→ **Problems to solve**
1) Using the early-morning poem, mark each statement yes or no and quote the exact words that settle it: (a) The speaker heard the waves breaking all night while asleep. (b) The new cargo vessels are all painted gray. (c) The speaker plans to go to their place with some tea.
2) Reproduce the part of the early-morning poem from "I want to see again" to "as they pass.", keeping every word the same.

I want to get up early one more morning,
before sunrise. Before the birds, even.
I want to throw cold water on my face
and be at my work table
when the sky lightens and smoke
begins to rise from the chimneys
of the other houses.
I want to see the waves break
on this rocky beach, not just hear them
break as I did all night in my sleep.
I want to see again the ships
that pass through the Strait from every
seafaring country in the world—
old, dirty freighters just barely moving along,
and the swift new cargo vessels
painted every color under the sun
that cut the water as they pass.
I want to keep an eye out for them.
And for the little boat that plies
the water between the ships
and the pilot station near the lighthouse.
I want to see them take a man off the ship
and put another up on board.
I want to spend the day watching this happen
and reach my own conclusions.
I hate to seem greedy—I have so much
to be thankful for already.
But I want to get up early one more morning, at least.
And go to my place with some coffee and wait.
Just wait, to see what’s going to happen.

MARGINALIA

1.
The poem begins with a want—a deep desire to experience the early morning. You know how it is—how the yearning is not just about waking up early, but about embracing the quiet. I, too, have most times yearned for the clarity of the world before it becomes consumed by the day’s hustle.

Saved data entries:
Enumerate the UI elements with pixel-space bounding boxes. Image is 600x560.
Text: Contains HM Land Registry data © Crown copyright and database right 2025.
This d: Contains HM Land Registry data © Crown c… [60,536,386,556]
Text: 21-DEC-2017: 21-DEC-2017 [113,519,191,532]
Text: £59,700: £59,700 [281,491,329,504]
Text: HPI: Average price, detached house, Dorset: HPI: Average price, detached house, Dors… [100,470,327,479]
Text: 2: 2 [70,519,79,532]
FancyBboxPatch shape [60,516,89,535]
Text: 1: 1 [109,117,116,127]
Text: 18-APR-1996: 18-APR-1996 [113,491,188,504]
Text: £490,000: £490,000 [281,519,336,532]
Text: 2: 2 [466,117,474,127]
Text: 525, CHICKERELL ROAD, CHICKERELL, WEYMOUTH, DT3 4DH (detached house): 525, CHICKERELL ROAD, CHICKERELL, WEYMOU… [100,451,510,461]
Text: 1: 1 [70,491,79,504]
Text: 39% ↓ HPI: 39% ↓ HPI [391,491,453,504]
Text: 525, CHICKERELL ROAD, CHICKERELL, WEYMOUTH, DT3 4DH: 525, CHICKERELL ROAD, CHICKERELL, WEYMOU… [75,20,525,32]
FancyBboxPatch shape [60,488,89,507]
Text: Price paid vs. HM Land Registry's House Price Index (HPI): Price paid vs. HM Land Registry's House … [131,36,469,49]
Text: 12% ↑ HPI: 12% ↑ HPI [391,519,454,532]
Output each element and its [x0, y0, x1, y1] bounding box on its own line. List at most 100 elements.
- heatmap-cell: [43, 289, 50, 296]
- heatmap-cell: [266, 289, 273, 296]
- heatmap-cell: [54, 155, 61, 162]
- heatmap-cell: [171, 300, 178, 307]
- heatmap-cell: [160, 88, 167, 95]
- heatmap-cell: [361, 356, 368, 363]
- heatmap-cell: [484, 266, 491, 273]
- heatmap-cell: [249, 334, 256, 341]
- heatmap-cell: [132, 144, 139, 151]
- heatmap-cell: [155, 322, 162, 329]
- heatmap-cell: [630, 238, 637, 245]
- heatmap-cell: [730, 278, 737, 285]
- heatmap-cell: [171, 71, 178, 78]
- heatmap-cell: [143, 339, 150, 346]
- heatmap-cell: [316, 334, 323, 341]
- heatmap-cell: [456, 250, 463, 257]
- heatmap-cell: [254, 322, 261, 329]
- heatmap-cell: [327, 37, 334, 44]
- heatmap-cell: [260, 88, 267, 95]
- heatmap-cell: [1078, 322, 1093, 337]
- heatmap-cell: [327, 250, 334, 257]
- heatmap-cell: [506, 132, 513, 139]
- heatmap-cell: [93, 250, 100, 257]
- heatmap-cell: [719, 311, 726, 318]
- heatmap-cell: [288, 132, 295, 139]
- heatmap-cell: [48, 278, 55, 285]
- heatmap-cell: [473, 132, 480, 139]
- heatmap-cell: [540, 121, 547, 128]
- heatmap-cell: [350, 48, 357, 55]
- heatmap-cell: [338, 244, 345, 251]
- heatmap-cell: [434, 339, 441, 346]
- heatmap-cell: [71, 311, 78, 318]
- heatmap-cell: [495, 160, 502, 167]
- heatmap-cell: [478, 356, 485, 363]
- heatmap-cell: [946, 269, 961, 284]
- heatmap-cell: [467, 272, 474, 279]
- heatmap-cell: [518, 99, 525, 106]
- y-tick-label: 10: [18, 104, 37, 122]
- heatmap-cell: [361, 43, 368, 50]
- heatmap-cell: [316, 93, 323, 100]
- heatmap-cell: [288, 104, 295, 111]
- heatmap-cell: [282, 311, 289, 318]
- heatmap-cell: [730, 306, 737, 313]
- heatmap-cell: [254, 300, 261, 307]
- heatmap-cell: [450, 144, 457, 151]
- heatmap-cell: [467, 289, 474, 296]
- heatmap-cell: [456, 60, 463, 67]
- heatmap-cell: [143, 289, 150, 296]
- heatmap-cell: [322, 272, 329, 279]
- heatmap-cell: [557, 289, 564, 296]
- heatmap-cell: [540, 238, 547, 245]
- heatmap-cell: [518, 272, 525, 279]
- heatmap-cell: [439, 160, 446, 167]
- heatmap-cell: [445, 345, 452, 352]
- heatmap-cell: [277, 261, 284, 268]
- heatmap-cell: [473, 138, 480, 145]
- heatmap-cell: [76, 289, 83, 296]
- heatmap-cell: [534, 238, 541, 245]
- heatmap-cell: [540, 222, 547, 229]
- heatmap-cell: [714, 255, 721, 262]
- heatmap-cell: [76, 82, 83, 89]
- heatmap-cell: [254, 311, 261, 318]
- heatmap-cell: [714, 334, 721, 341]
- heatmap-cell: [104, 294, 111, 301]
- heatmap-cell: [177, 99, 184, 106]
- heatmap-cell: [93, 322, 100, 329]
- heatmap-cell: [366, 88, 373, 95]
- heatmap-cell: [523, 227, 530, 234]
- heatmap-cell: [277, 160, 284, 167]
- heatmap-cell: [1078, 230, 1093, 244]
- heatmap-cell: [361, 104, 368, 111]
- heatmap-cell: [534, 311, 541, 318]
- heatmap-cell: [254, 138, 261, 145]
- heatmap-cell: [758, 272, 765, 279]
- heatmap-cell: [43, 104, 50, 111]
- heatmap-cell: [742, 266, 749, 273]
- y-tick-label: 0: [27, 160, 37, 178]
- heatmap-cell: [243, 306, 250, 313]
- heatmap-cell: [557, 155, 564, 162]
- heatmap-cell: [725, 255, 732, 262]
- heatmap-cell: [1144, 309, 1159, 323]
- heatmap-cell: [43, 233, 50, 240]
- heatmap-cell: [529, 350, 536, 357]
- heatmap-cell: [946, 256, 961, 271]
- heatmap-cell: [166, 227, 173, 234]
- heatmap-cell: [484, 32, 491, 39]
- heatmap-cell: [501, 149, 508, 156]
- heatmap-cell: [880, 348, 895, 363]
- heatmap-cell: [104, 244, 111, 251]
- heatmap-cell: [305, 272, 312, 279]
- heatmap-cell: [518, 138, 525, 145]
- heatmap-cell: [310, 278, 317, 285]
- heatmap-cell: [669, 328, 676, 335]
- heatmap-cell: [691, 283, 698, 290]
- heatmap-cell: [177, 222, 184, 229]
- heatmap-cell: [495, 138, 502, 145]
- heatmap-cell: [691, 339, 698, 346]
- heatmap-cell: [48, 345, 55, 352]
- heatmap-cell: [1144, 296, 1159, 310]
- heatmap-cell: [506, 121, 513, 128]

→ **Solutions per task**
1)
(a) Yes: "break as I did all night in my sleep."
(b) No: "painted every color under the sun"
(c) No: "And go to my place with some coffee and wait."

2)
I want to see again the ships
that pass through the Strait from every
seafaring country in the world—
old, dirty freighters just barely moving along,
and the swift new cargo vessels
painted every color under the sun
that cut the water as they pass.